== Provided data ==
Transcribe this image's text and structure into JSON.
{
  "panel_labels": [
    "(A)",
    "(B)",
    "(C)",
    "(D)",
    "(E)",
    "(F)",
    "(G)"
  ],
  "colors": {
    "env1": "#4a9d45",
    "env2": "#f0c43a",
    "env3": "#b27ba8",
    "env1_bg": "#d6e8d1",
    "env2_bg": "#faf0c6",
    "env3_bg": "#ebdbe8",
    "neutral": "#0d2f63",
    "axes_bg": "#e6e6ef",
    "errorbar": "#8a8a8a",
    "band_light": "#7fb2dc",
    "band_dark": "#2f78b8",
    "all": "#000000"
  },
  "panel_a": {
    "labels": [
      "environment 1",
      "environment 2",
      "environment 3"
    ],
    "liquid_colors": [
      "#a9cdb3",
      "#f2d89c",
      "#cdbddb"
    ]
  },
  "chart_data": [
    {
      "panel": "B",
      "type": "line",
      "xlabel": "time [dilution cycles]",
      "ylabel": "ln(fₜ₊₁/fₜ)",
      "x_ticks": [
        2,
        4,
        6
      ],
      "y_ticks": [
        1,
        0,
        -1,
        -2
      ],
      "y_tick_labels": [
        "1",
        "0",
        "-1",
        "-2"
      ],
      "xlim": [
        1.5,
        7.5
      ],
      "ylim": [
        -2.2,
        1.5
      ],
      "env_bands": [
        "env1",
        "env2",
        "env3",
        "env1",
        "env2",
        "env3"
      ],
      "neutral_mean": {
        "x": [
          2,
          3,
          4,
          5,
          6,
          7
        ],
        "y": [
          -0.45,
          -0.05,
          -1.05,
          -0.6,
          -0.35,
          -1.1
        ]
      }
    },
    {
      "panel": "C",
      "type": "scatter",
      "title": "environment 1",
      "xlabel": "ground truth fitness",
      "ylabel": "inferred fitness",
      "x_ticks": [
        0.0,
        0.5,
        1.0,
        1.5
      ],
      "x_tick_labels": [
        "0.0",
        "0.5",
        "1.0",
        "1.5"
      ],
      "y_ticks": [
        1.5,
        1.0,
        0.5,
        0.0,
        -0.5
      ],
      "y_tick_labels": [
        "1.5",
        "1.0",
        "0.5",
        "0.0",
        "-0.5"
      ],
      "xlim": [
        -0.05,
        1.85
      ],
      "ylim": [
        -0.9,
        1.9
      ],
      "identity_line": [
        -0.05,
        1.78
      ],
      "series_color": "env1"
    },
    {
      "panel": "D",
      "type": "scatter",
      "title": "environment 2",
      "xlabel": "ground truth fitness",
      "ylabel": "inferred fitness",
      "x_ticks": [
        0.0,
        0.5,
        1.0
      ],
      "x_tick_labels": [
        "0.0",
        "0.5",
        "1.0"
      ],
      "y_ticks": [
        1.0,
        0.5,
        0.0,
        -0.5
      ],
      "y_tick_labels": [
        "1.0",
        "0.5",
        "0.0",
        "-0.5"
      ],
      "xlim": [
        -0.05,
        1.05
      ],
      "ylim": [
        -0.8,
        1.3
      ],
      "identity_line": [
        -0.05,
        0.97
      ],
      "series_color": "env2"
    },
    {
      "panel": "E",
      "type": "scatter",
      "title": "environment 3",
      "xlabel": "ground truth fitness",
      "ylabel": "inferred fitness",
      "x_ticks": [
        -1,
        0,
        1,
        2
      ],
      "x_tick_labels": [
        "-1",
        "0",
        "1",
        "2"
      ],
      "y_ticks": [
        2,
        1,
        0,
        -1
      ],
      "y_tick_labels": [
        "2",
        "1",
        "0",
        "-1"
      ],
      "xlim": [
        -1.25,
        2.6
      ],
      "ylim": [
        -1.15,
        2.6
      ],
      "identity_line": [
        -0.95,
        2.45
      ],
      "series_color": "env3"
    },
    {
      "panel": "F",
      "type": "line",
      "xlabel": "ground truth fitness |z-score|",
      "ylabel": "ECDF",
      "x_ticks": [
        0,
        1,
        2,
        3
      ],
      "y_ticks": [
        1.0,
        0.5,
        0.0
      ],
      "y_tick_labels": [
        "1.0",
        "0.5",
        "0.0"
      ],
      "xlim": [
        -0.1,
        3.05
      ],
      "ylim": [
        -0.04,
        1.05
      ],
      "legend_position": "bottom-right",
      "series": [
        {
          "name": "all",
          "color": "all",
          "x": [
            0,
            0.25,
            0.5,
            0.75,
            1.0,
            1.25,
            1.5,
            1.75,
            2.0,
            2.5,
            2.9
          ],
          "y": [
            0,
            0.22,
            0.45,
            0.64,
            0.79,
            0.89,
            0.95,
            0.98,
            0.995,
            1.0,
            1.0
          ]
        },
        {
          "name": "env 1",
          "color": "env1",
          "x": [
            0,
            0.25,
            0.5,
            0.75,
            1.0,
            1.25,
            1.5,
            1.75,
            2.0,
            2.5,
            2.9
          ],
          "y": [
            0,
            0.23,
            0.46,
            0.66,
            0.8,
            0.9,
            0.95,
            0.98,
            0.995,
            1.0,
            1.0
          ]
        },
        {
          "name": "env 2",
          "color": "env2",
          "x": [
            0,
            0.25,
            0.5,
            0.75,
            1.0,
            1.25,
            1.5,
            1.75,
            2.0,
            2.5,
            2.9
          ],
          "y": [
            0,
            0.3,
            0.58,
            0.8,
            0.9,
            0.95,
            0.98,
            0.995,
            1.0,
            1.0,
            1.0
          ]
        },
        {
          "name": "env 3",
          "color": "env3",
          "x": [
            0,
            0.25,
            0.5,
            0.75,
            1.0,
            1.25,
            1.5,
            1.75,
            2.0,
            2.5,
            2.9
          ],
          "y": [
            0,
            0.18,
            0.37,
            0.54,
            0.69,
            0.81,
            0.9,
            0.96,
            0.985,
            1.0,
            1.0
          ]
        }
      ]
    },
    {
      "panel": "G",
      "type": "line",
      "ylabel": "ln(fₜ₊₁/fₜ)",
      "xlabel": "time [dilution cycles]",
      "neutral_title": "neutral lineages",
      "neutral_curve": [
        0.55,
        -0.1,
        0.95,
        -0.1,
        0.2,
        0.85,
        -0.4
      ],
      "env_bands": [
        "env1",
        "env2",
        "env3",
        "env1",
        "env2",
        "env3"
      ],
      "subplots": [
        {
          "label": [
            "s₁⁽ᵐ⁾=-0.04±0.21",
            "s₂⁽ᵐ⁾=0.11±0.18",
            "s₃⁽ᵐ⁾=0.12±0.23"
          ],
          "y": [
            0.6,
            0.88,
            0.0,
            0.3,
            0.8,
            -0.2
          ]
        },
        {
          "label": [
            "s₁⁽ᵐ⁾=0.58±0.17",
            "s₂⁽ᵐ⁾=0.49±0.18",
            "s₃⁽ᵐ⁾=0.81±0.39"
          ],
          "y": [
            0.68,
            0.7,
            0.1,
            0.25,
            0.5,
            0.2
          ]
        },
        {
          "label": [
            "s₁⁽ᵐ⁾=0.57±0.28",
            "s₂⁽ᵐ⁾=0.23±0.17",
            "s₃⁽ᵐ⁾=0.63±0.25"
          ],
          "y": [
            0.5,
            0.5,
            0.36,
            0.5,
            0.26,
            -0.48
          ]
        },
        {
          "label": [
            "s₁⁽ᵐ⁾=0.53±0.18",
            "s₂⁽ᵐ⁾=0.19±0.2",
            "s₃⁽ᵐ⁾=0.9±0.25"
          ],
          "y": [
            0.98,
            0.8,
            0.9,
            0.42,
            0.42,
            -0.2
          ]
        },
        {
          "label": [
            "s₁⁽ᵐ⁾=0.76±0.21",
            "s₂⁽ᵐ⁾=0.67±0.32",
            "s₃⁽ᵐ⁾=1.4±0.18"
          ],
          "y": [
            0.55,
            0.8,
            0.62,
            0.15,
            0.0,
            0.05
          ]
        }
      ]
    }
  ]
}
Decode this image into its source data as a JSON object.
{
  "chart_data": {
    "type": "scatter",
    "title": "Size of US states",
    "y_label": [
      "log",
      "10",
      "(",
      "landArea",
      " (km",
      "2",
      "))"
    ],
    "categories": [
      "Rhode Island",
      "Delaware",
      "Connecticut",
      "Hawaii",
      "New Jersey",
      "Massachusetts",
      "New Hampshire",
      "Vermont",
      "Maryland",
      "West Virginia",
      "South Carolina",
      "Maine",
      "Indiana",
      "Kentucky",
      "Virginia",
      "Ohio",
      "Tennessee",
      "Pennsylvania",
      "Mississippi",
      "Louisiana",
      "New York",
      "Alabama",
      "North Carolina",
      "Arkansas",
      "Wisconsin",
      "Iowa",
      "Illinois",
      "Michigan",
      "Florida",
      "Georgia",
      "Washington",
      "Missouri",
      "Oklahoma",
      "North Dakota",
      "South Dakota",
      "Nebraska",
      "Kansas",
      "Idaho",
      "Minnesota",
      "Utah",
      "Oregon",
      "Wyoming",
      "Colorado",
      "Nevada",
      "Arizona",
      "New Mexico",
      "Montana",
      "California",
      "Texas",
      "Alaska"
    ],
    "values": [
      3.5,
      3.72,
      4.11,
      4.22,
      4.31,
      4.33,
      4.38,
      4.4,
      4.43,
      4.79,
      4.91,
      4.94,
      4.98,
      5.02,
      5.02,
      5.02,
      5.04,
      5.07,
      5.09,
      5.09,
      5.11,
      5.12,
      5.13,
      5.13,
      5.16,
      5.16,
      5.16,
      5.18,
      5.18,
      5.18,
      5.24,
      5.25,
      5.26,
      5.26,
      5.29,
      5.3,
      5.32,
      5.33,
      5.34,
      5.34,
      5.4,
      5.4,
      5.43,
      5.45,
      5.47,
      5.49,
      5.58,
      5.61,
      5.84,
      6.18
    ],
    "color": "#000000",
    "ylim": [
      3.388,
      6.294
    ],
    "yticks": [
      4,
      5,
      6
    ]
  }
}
===
# [Problem to work on]
Search the data for "JSON" and list every line in which it occurs.

# [The completed task]
Transcribe this image's text and structure into JSON.
Decode this image into its source data as a JSON object.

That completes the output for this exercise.